Find each line with the string "have" and copy it.

================================

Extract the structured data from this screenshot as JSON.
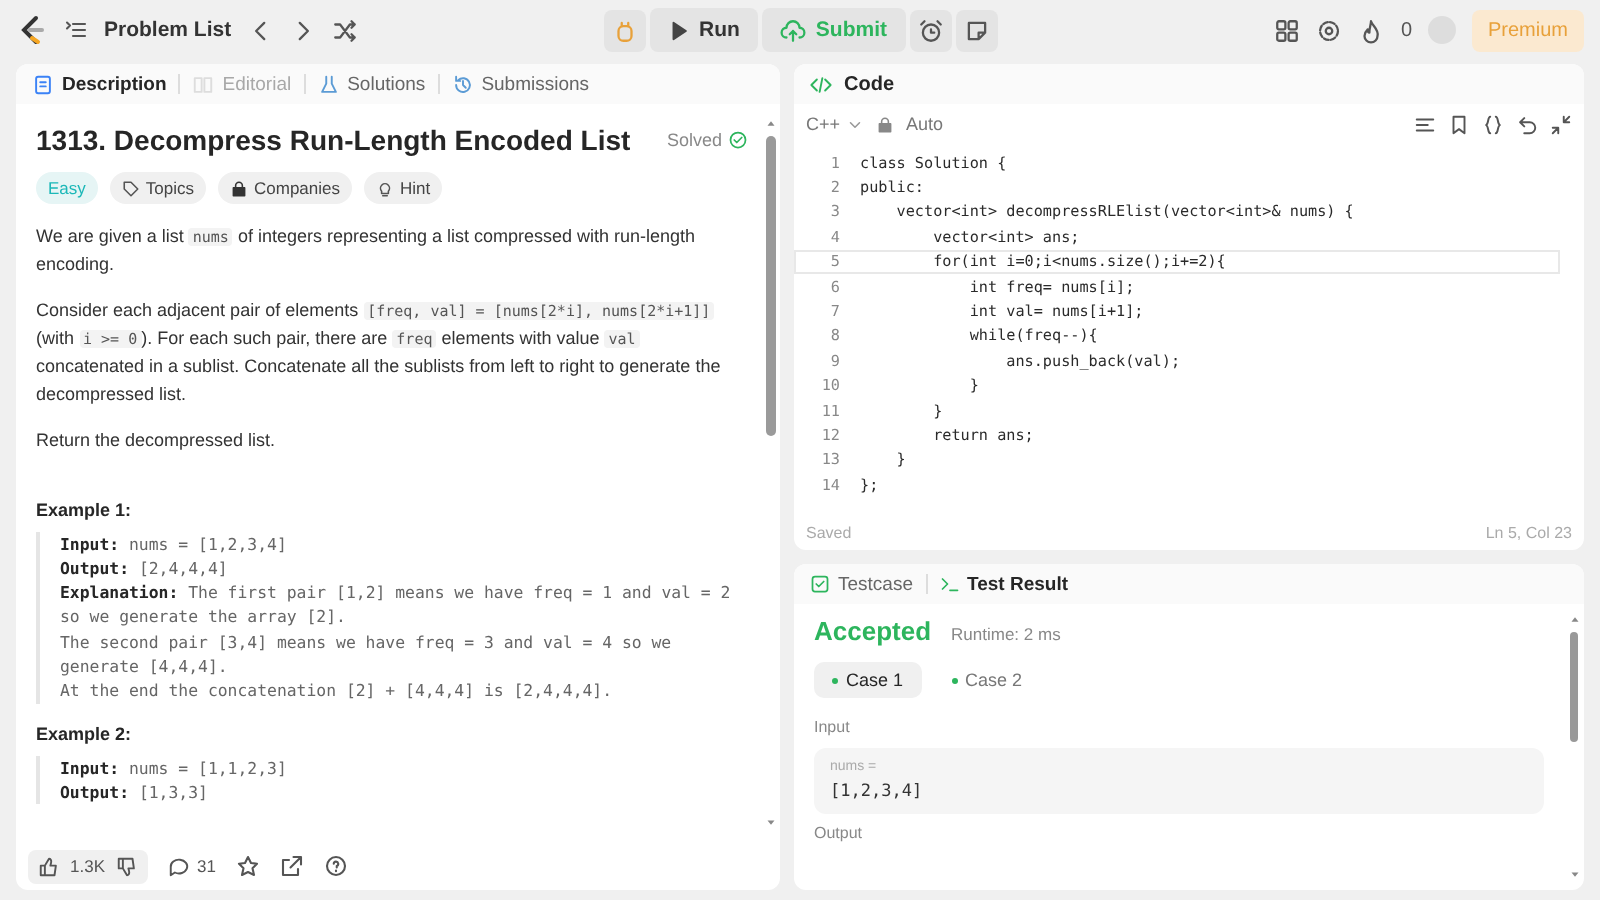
{
  "topbar": {
    "problem_list": "Problem List",
    "run": "Run",
    "submit": "Submit",
    "streak": "0",
    "premium": "Premium"
  },
  "description_tabs": [
    {
      "label": "Description",
      "selected": true,
      "disabled": false
    },
    {
      "label": "Editorial",
      "selected": false,
      "disabled": true
    },
    {
      "label": "Solutions",
      "selected": false,
      "disabled": false
    },
    {
      "label": "Submissions",
      "selected": false,
      "disabled": false
    }
  ],
  "problem": {
    "title": "1313. Decompress Run-Length Encoded List",
    "status": "Solved",
    "difficulty": "Easy",
    "tags": [
      {
        "label": "Topics",
        "kind": "tag"
      },
      {
        "label": "Companies",
        "kind": "lock"
      },
      {
        "label": "Hint",
        "kind": "bulb"
      }
    ],
    "paragraphs": [
      [
        {
          "kind": "text",
          "text": "We are given a list "
        },
        {
          "kind": "code",
          "text": "nums"
        },
        {
          "kind": "text",
          "text": " of integers representing a list compressed with run-length encoding."
        }
      ],
      [
        {
          "kind": "text",
          "text": "Consider each adjacent pair of elements "
        },
        {
          "kind": "code",
          "text": "[freq, val] = [nums[2*i], nums[2*i+1]]"
        },
        {
          "kind": "text",
          "text": " (with "
        },
        {
          "kind": "code",
          "text": "i >= 0"
        },
        {
          "kind": "text",
          "text": "). For each such pair, there are "
        },
        {
          "kind": "code",
          "text": "freq"
        },
        {
          "kind": "text",
          "text": " elements with value "
        },
        {
          "kind": "code",
          "text": "val"
        },
        {
          "kind": "text",
          "text": " concatenated in a sublist. Concatenate all the sublists from left to right to generate the decompressed list."
        }
      ],
      [
        {
          "kind": "text",
          "text": "Return the decompressed list."
        }
      ]
    ],
    "examples": [
      {
        "heading": "Example 1:",
        "lines": [
          "**Input:** nums = [1,2,3,4]",
          "**Output:** [2,4,4,4]",
          "**Explanation:** The first pair [1,2] means we have freq = 1 and val = 2 so we generate the array [2].",
          "The second pair [3,4] means we have freq = 3 and val = 4 so we generate [4,4,4].",
          "At the end the concatenation [2] + [4,4,4] is [2,4,4,4]."
        ]
      },
      {
        "heading": "Example 2:",
        "lines": [
          "**Input:** nums = [1,1,2,3]",
          "**Output:** [1,3,3]"
        ]
      }
    ]
  },
  "reactions": {
    "likes": "1.3K",
    "comments": "31"
  },
  "code_panel": {
    "title": "Code",
    "language": "C++",
    "mode": "Auto",
    "status": "Saved",
    "cursor": "Ln 5, Col 23",
    "lines": [
      {
        "number": "1",
        "text": "class Solution {",
        "current": false
      },
      {
        "number": "2",
        "text": "public:",
        "current": false
      },
      {
        "number": "3",
        "text": "    vector<int> decompressRLElist(vector<int>& nums) {",
        "current": false
      },
      {
        "number": "4",
        "text": "        vector<int> ans;",
        "current": false
      },
      {
        "number": "5",
        "text": "        for(int i=0;i<nums.size();i+=2){",
        "current": true
      },
      {
        "number": "6",
        "text": "            int freq= nums[i];",
        "current": false
      },
      {
        "number": "7",
        "text": "            int val= nums[i+1];",
        "current": false
      },
      {
        "number": "8",
        "text": "            while(freq--){",
        "current": false
      },
      {
        "number": "9",
        "text": "                ans.push_back(val);",
        "current": false
      },
      {
        "number": "10",
        "text": "            }",
        "current": false
      },
      {
        "number": "11",
        "text": "        }",
        "current": false
      },
      {
        "number": "12",
        "text": "        return ans;",
        "current": false
      },
      {
        "number": "13",
        "text": "    }",
        "current": false
      },
      {
        "number": "14",
        "text": "};",
        "current": false
      }
    ]
  },
  "test_panel": {
    "tabs": [
      {
        "label": "Testcase",
        "selected": false
      },
      {
        "label": "Test Result",
        "selected": true
      }
    ],
    "verdict": "Accepted",
    "runtime": "Runtime: 2 ms",
    "cases": [
      {
        "label": "Case 1",
        "selected": true
      },
      {
        "label": "Case 2",
        "selected": false
      }
    ],
    "input_label": "Input",
    "param": "nums =",
    "param_value": "[1,2,3,4]",
    "output_label": "Output"
  }
}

================================

SOLUTION FOR THIS PROBLEM:
          "**Explanation:** The first pair [1,2] means we have freq = 1 and val = 2 so we generate the array [2].",
          "The second pair [3,4] means we have freq = 3 and val = 4 so we generate [4,4,4].",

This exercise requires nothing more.